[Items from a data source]
-*-

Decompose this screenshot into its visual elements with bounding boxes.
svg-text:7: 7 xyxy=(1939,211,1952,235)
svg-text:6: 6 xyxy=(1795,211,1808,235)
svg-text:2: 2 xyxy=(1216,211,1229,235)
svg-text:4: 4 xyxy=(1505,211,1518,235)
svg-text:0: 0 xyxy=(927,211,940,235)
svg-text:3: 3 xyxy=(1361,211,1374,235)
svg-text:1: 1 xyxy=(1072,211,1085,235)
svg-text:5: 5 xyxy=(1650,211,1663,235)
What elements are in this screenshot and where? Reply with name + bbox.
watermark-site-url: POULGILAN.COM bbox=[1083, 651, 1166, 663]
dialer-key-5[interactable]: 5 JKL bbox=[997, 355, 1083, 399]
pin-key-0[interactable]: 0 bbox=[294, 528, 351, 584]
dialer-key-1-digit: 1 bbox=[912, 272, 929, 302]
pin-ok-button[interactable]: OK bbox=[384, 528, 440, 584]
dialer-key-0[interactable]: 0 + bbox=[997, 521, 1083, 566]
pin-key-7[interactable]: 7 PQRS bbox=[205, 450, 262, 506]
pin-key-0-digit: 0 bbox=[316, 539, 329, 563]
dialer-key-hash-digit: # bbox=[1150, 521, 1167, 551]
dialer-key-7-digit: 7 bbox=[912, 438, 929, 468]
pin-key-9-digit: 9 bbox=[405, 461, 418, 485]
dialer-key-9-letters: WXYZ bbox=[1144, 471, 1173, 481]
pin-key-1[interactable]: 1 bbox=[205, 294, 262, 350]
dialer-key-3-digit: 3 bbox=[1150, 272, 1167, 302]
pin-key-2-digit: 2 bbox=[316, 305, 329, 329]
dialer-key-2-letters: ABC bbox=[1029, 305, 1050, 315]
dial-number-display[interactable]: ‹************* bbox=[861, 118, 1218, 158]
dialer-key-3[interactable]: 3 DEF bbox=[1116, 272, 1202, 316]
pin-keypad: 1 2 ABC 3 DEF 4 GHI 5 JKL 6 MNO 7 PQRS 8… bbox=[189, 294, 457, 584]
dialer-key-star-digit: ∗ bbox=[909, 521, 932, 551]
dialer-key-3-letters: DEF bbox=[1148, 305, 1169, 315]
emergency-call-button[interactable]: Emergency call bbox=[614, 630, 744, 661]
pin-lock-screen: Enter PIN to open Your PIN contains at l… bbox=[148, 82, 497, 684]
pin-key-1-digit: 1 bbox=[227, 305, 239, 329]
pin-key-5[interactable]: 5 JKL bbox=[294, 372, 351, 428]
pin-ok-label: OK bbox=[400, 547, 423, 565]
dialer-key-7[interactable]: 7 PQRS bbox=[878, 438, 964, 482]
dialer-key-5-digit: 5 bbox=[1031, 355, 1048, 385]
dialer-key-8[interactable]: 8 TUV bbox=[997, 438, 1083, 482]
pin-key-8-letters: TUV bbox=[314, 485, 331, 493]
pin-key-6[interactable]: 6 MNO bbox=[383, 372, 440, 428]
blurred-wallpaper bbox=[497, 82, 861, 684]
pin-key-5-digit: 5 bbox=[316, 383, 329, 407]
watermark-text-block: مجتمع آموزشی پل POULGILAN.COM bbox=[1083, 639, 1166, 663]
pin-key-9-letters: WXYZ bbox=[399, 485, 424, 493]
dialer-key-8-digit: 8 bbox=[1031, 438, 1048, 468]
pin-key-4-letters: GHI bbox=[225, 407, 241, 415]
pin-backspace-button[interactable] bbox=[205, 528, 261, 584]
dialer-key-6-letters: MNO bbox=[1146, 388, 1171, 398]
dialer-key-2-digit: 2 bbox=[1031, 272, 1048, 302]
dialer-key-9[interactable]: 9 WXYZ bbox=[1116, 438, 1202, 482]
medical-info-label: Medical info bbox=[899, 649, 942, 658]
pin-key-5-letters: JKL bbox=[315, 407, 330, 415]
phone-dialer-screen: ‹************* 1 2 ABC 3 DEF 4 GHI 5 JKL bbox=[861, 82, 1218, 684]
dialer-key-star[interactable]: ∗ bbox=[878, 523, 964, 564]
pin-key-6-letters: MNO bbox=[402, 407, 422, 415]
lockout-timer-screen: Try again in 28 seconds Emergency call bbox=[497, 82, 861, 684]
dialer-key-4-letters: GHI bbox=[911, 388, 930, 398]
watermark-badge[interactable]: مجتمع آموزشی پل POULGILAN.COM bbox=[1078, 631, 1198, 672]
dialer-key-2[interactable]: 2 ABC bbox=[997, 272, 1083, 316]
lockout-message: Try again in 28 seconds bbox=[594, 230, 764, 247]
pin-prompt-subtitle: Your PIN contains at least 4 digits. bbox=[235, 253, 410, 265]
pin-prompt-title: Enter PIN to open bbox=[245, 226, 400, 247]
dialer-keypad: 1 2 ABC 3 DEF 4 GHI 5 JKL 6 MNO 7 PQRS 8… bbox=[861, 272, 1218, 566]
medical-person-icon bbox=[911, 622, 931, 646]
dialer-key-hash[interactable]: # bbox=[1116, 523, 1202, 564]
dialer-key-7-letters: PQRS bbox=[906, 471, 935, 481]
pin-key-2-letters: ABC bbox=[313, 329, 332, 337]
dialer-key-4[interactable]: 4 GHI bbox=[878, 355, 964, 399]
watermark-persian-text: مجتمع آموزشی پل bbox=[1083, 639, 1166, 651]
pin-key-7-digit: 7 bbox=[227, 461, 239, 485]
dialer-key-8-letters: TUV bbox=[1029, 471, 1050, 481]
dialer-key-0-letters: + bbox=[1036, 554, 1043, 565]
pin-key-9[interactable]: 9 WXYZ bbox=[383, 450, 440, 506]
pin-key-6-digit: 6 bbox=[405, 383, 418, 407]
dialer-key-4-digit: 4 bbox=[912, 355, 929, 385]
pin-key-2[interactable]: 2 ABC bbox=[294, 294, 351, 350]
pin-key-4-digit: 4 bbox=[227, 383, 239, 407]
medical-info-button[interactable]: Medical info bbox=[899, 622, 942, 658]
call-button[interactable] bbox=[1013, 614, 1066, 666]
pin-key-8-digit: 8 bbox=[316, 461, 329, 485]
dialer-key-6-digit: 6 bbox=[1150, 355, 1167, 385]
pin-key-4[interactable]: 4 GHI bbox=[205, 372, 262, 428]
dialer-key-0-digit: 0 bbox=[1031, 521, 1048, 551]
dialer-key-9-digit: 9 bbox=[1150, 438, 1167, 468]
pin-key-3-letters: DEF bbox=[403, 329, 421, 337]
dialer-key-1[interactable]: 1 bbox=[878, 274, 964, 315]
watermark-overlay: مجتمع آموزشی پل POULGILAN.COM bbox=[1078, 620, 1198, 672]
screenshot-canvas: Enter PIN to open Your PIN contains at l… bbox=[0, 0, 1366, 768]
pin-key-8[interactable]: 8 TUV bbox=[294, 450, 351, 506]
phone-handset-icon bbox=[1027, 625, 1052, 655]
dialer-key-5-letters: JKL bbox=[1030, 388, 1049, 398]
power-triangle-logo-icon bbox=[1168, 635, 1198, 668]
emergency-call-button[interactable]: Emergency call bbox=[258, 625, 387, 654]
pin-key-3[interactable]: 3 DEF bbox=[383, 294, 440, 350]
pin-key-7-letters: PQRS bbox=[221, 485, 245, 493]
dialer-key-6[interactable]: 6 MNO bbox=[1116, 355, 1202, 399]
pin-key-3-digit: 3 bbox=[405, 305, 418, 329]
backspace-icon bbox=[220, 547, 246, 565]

-*-

● Request: Copy out every line of the listing above word for word.

● Reply:
Decompose this screenshot into its visual elements with bounding boxes.
svg-text:7: 7 xyxy=(1939,211,1952,235)
svg-text:6: 6 xyxy=(1795,211,1808,235)
svg-text:2: 2 xyxy=(1216,211,1229,235)
svg-text:4: 4 xyxy=(1505,211,1518,235)
svg-text:0: 0 xyxy=(927,211,940,235)
svg-text:3: 3 xyxy=(1361,211,1374,235)
svg-text:1: 1 xyxy=(1072,211,1085,235)
svg-text:5: 5 xyxy=(1650,211,1663,235)
What elements are in this screenshot and where? Reply with name + bbox.
watermark-site-url: POULGILAN.COM bbox=[1083, 651, 1166, 663]
dialer-key-5[interactable]: 5 JKL bbox=[997, 355, 1083, 399]
pin-key-0[interactable]: 0 bbox=[294, 528, 351, 584]
dialer-key-1-digit: 1 bbox=[912, 272, 929, 302]
pin-ok-button[interactable]: OK bbox=[384, 528, 440, 584]
dialer-key-0[interactable]: 0 + bbox=[997, 521, 1083, 566]
pin-key-7[interactable]: 7 PQRS bbox=[205, 450, 262, 506]
pin-key-0-digit: 0 bbox=[316, 539, 329, 563]
dialer-key-hash-digit: # bbox=[1150, 521, 1167, 551]
dialer-key-7-digit: 7 bbox=[912, 438, 929, 468]
pin-key-9-digit: 9 bbox=[405, 461, 418, 485]
dialer-key-9-letters: WXYZ bbox=[1144, 471, 1173, 481]
pin-key-1[interactable]: 1 bbox=[205, 294, 262, 350]
dialer-key-3-digit: 3 bbox=[1150, 272, 1167, 302]
pin-key-2-digit: 2 bbox=[316, 305, 329, 329]
dialer-key-2-letters: ABC bbox=[1029, 305, 1050, 315]
dial-number-display[interactable]: ‹************* bbox=[861, 118, 1218, 158]
dialer-key-3[interactable]: 3 DEF bbox=[1116, 272, 1202, 316]
pin-keypad: 1 2 ABC 3 DEF 4 GHI 5 JKL 6 MNO 7 PQRS 8… bbox=[189, 294, 457, 584]
dialer-key-star-digit: ∗ bbox=[909, 521, 932, 551]
dialer-key-3-letters: DEF bbox=[1148, 305, 1169, 315]
emergency-call-button[interactable]: Emergency call bbox=[614, 630, 744, 661]
pin-lock-screen: Enter PIN to open Your PIN contains at l… bbox=[148, 82, 497, 684]
pin-key-1-digit: 1 bbox=[227, 305, 239, 329]
pin-key-5[interactable]: 5 JKL bbox=[294, 372, 351, 428]
pin-ok-label: OK bbox=[400, 547, 423, 565]
dialer-key-7[interactable]: 7 PQRS bbox=[878, 438, 964, 482]
dialer-key-5-digit: 5 bbox=[1031, 355, 1048, 385]
dialer-key-8[interactable]: 8 TUV bbox=[997, 438, 1083, 482]
pin-key-8-letters: TUV bbox=[314, 485, 331, 493]
pin-key-6[interactable]: 6 MNO bbox=[383, 372, 440, 428]
blurred-wallpaper bbox=[497, 82, 861, 684]
pin-key-5-digit: 5 bbox=[316, 383, 329, 407]
watermark-text-block: مجتمع آموزشی پل POULGILAN.COM bbox=[1083, 639, 1166, 663]
pin-key-9-letters: WXYZ bbox=[399, 485, 424, 493]
dialer-key-8-digit: 8 bbox=[1031, 438, 1048, 468]
pin-key-4-letters: GHI bbox=[225, 407, 241, 415]
pin-backspace-button[interactable] bbox=[205, 528, 261, 584]
dialer-key-6-letters: MNO bbox=[1146, 388, 1171, 398]
dialer-key-2-digit: 2 bbox=[1031, 272, 1048, 302]
dialer-key-9[interactable]: 9 WXYZ bbox=[1116, 438, 1202, 482]
medical-info-label: Medical info bbox=[899, 649, 942, 658]
pin-key-5-letters: JKL bbox=[315, 407, 330, 415]
phone-dialer-screen: ‹************* 1 2 ABC 3 DEF 4 GHI 5 JKL bbox=[861, 82, 1218, 684]
dialer-key-star[interactable]: ∗ bbox=[878, 523, 964, 564]
pin-key-6-letters: MNO bbox=[402, 407, 422, 415]
lockout-timer-screen: Try again in 28 seconds Emergency call bbox=[497, 82, 861, 684]
dialer-key-4-letters: GHI bbox=[911, 388, 930, 398]
watermark-badge[interactable]: مجتمع آموزشی پل POULGILAN.COM bbox=[1078, 631, 1198, 672]
dialer-key-2[interactable]: 2 ABC bbox=[997, 272, 1083, 316]
lockout-message: Try again in 28 seconds bbox=[594, 230, 764, 247]
pin-prompt-subtitle: Your PIN contains at least 4 digits. bbox=[235, 253, 410, 265]
pin-prompt-title: Enter PIN to open bbox=[245, 226, 400, 247]
dialer-keypad: 1 2 ABC 3 DEF 4 GHI 5 JKL 6 MNO 7 PQRS 8… bbox=[861, 272, 1218, 566]
medical-person-icon bbox=[911, 622, 931, 646]
dialer-key-hash[interactable]: # bbox=[1116, 523, 1202, 564]
dialer-key-7-letters: PQRS bbox=[906, 471, 935, 481]
pin-key-2-letters: ABC bbox=[313, 329, 332, 337]
dialer-key-4[interactable]: 4 GHI bbox=[878, 355, 964, 399]
watermark-persian-text: مجتمع آموزشی پل bbox=[1083, 639, 1166, 651]
pin-key-7-digit: 7 bbox=[227, 461, 239, 485]
dialer-key-8-letters: TUV bbox=[1029, 471, 1050, 481]
dialer-key-0-letters: + bbox=[1036, 554, 1043, 565]
pin-key-9[interactable]: 9 WXYZ bbox=[383, 450, 440, 506]
pin-key-6-digit: 6 bbox=[405, 383, 418, 407]
dialer-key-4-digit: 4 bbox=[912, 355, 929, 385]
pin-key-2[interactable]: 2 ABC bbox=[294, 294, 351, 350]
pin-key-4-digit: 4 bbox=[227, 383, 239, 407]
medical-info-button[interactable]: Medical info bbox=[899, 622, 942, 658]
call-button[interactable] bbox=[1013, 614, 1066, 666]
pin-key-8-digit: 8 bbox=[316, 461, 329, 485]
dialer-key-6-digit: 6 bbox=[1150, 355, 1167, 385]
pin-key-4[interactable]: 4 GHI bbox=[205, 372, 262, 428]
dialer-key-0-digit: 0 bbox=[1031, 521, 1048, 551]
dialer-key-9-digit: 9 bbox=[1150, 438, 1167, 468]
pin-key-3-letters: DEF bbox=[403, 329, 421, 337]
dialer-key-1[interactable]: 1 bbox=[878, 274, 964, 315]
watermark-overlay: مجتمع آموزشی پل POULGILAN.COM bbox=[1078, 620, 1198, 672]
screenshot-canvas: Enter PIN to open Your PIN contains at l… bbox=[0, 0, 1366, 768]
pin-key-8[interactable]: 8 TUV bbox=[294, 450, 351, 506]
phone-handset-icon bbox=[1027, 625, 1052, 655]
dialer-key-5-letters: JKL bbox=[1030, 388, 1049, 398]
power-triangle-logo-icon bbox=[1168, 635, 1198, 668]
emergency-call-button[interactable]: Emergency call bbox=[258, 625, 387, 654]
pin-key-3[interactable]: 3 DEF bbox=[383, 294, 440, 350]
pin-key-7-letters: PQRS bbox=[221, 485, 245, 493]
dialer-key-6[interactable]: 6 MNO bbox=[1116, 355, 1202, 399]
pin-key-3-digit: 3 bbox=[405, 305, 418, 329]
backspace-icon bbox=[220, 547, 246, 565]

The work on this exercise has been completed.